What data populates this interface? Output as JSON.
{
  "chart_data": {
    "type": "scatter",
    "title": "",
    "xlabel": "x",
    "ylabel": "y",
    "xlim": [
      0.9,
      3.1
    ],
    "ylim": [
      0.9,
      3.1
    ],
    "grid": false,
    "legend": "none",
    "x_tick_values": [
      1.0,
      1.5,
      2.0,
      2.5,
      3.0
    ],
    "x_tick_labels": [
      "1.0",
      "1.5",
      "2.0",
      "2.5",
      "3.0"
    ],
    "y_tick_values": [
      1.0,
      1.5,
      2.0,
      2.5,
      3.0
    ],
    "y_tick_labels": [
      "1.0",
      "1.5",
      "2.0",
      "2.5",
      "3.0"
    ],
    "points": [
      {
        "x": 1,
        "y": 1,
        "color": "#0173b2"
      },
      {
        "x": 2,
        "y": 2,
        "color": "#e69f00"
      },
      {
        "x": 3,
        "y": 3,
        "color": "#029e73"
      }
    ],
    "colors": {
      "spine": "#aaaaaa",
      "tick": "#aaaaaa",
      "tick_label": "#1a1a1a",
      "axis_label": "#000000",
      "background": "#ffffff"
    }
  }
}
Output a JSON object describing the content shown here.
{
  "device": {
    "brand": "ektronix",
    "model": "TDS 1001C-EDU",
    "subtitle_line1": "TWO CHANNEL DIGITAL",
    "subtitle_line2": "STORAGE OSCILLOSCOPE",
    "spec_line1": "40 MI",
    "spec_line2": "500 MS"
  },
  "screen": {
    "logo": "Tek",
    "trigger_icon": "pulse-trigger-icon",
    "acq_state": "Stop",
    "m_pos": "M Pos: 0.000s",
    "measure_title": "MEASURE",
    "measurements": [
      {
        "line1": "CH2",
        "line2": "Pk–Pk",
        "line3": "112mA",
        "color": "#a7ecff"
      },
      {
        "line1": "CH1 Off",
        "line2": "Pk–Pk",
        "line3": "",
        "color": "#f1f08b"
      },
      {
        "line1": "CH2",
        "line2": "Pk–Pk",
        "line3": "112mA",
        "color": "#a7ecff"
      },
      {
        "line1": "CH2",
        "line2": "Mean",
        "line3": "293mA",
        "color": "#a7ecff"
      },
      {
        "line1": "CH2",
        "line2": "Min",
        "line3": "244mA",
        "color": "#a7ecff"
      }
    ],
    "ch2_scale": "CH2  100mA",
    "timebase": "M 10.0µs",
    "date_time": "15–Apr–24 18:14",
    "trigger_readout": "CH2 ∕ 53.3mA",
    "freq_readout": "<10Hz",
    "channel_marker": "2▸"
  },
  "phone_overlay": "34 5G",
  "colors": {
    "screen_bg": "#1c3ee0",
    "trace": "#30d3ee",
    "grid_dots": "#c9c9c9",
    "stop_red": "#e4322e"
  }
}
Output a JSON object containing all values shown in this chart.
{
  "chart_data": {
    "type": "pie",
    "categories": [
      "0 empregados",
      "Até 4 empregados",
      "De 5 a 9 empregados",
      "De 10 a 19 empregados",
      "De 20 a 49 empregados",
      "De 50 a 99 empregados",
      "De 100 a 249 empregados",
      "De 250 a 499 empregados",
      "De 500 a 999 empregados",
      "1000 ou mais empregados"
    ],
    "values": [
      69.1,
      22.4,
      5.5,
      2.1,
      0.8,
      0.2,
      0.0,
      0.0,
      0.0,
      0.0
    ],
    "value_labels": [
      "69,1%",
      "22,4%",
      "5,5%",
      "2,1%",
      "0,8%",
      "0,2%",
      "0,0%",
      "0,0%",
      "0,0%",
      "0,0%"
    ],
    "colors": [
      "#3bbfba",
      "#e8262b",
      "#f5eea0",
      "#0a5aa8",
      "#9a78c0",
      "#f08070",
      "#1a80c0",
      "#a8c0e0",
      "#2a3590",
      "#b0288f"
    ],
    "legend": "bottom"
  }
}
━━━━━━━━━━━━━━━━
How many lines in the records hold the string "shown"? Reply with the number alone.

* [EXERCISE RESULT]:
2